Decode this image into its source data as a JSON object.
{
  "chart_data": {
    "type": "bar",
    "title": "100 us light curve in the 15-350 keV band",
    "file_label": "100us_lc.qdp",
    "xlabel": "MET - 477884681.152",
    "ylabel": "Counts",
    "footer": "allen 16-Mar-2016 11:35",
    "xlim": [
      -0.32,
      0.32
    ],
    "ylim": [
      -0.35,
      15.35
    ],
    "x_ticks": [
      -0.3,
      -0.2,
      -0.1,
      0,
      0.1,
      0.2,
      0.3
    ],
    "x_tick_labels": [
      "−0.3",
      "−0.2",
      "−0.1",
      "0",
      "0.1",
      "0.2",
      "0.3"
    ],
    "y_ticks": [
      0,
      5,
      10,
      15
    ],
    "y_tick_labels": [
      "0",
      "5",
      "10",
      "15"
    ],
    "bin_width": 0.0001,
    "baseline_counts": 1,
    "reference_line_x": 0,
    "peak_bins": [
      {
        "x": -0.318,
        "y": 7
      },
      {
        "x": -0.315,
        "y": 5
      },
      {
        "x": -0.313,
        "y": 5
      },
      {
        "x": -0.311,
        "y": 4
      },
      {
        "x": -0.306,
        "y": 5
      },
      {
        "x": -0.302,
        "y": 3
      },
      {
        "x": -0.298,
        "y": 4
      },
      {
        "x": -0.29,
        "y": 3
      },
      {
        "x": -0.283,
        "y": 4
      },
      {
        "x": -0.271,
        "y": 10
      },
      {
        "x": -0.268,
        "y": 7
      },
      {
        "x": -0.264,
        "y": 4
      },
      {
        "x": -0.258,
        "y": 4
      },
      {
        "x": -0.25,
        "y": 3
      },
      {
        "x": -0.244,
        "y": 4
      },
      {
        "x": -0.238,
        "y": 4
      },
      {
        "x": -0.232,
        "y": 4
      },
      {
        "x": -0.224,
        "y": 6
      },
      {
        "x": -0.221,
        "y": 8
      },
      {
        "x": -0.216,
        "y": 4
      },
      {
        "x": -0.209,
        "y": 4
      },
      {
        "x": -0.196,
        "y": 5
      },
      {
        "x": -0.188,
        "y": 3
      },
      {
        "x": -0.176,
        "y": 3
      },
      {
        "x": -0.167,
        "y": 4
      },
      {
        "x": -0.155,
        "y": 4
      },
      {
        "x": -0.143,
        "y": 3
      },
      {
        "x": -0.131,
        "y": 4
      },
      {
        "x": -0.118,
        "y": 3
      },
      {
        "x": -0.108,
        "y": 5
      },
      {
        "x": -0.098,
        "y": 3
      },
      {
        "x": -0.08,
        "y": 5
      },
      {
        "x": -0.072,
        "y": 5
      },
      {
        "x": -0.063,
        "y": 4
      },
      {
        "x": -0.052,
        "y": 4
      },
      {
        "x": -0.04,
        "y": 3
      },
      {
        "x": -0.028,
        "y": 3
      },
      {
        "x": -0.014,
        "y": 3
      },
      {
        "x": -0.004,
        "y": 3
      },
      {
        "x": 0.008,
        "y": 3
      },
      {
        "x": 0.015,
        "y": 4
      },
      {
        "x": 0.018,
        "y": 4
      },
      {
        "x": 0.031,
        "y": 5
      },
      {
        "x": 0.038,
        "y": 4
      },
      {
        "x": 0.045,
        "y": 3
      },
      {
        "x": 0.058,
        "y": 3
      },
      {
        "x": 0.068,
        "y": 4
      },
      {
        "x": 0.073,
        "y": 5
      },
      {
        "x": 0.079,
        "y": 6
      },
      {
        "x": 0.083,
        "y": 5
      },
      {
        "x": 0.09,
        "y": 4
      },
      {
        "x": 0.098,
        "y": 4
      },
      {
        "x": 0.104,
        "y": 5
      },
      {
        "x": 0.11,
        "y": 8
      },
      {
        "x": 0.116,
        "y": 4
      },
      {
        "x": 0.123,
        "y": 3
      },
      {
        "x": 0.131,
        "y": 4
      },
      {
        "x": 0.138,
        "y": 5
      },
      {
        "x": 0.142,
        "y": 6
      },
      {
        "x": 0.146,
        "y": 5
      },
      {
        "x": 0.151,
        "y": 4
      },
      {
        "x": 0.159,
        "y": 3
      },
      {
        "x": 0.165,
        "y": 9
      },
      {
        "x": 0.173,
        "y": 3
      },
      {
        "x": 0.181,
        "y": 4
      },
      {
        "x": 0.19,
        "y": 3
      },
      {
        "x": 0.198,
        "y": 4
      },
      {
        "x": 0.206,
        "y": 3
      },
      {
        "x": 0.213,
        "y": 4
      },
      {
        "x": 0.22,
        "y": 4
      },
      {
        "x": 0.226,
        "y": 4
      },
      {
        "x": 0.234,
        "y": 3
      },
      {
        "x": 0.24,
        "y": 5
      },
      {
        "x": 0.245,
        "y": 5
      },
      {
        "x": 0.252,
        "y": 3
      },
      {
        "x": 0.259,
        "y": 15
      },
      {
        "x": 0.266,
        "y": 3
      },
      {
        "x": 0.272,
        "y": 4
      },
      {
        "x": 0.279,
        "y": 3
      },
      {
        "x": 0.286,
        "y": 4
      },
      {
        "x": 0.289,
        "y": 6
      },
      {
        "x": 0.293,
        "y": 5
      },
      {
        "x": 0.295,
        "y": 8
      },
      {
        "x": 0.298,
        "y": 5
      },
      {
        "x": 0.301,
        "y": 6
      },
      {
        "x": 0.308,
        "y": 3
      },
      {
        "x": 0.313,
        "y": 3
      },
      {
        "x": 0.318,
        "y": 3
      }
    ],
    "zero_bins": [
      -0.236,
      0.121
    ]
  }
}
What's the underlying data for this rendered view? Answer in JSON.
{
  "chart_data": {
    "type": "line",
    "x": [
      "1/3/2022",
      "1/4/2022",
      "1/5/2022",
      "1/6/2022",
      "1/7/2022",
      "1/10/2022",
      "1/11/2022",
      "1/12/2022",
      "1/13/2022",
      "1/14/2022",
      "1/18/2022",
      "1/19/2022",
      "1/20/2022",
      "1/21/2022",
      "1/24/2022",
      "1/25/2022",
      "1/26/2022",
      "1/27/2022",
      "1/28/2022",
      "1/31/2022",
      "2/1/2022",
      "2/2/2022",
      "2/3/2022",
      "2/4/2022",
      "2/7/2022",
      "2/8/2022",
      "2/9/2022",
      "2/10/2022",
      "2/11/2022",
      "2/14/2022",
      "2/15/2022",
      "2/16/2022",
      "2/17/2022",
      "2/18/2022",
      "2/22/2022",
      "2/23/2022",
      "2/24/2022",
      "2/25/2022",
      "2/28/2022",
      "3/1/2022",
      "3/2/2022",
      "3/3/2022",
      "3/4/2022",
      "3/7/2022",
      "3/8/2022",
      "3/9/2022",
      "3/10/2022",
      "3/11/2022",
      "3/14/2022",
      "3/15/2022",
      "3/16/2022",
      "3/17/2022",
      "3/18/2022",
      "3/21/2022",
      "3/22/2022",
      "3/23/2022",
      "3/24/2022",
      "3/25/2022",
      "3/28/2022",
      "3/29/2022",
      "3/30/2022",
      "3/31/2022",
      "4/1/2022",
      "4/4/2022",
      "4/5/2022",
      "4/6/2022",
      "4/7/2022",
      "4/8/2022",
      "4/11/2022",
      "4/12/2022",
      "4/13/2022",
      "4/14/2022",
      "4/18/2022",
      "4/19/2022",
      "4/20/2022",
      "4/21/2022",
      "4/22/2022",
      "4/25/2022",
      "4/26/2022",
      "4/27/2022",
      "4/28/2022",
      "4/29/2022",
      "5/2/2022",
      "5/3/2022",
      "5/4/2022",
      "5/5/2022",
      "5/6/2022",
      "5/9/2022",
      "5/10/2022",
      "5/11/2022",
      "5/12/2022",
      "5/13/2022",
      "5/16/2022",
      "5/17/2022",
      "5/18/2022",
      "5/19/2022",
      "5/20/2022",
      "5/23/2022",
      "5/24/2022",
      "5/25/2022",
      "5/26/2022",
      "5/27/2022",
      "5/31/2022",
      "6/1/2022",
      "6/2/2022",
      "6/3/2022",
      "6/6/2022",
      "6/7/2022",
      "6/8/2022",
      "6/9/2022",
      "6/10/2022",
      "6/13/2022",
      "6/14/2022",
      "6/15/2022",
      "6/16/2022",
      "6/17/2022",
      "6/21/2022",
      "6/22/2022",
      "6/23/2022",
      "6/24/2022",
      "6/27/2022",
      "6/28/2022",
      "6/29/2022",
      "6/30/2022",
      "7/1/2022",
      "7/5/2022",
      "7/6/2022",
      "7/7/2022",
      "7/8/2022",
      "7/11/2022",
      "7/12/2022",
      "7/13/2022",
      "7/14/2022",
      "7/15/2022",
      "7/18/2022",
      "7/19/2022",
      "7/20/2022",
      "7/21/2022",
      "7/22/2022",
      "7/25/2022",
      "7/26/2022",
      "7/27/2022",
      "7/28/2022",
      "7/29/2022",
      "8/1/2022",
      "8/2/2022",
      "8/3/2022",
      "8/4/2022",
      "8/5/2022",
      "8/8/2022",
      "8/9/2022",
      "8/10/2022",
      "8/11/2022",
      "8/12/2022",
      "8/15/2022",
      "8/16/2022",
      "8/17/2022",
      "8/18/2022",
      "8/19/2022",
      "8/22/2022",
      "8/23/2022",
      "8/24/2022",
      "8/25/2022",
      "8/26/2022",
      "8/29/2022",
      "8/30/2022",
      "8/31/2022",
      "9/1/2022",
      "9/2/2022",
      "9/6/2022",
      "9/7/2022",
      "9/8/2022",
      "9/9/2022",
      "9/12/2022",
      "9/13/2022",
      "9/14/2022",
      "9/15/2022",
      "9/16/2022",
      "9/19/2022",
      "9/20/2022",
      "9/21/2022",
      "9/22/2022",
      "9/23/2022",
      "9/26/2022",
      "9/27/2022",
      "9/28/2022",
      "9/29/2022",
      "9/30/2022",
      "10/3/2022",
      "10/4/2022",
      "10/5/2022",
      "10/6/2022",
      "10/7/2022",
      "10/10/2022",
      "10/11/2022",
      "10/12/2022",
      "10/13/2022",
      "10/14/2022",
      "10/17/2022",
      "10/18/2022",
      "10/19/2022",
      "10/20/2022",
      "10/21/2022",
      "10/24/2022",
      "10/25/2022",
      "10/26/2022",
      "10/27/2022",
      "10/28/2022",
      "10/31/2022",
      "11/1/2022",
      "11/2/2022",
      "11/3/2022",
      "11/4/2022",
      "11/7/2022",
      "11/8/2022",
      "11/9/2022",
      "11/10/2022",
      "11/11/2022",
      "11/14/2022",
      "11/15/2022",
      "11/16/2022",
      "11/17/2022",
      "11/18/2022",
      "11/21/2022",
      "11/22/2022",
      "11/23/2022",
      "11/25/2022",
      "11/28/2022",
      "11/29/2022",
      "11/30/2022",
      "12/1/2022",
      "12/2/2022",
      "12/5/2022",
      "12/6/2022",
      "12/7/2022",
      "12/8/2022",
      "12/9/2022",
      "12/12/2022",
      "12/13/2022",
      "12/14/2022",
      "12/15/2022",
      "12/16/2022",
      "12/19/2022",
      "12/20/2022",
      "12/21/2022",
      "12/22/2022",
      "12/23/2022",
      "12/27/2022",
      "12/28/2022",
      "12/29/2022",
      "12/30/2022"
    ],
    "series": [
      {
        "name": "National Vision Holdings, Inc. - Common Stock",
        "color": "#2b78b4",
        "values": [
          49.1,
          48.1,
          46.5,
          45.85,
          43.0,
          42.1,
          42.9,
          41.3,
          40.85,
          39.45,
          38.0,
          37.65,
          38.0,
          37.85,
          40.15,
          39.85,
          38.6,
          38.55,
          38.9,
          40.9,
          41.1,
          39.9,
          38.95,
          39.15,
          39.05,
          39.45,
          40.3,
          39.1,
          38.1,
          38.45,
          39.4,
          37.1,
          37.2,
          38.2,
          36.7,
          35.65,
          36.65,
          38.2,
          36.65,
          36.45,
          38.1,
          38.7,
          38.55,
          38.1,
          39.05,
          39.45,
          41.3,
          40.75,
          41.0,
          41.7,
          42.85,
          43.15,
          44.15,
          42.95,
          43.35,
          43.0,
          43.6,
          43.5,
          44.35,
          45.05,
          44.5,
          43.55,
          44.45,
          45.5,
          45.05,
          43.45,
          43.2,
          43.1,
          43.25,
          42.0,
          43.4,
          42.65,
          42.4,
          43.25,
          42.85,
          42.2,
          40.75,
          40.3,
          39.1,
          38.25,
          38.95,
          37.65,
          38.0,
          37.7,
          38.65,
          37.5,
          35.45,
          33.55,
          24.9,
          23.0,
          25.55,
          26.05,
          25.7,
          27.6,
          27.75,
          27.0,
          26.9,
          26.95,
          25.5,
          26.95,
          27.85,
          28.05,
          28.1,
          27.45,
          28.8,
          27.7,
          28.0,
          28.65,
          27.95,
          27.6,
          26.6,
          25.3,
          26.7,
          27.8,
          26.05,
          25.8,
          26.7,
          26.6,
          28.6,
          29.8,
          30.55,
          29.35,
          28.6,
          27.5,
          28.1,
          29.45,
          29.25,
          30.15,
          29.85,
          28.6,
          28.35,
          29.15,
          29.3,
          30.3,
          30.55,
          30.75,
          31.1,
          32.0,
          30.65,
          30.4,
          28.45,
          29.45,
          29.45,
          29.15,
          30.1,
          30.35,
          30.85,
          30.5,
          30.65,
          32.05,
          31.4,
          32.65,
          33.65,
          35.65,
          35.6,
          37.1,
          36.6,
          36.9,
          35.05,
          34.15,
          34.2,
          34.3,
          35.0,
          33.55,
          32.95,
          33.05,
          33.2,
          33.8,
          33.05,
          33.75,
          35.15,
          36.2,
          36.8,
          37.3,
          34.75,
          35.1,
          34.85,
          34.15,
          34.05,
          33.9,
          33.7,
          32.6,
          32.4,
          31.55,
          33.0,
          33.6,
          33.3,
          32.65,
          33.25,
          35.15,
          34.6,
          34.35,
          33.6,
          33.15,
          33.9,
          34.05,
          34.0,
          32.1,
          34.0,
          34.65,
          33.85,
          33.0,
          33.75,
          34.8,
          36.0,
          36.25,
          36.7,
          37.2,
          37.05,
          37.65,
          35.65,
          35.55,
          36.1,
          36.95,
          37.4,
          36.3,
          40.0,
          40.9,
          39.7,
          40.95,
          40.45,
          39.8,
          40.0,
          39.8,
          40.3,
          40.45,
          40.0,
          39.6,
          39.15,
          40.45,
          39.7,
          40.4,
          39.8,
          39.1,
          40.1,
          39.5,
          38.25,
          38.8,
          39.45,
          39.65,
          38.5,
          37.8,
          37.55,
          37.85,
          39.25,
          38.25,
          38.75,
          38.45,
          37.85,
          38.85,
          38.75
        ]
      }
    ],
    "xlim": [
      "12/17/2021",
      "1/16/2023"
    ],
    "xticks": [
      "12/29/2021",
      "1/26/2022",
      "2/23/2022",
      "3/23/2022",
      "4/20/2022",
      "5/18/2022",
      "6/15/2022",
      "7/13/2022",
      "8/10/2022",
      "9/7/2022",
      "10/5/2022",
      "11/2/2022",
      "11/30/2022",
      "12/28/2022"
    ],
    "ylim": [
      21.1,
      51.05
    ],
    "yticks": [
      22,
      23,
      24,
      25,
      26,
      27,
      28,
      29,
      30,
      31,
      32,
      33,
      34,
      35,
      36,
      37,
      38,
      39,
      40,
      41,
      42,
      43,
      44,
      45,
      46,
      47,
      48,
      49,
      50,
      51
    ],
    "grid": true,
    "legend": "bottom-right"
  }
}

• • • • • • •

EXERCISE DIRECTIONS: Pull every line containing the word "JSON" out of the material.

EXERCISE RESULT:
Decode this image into its source data as a JSON object.
What's the underlying data for this rendered view? Answer in JSON.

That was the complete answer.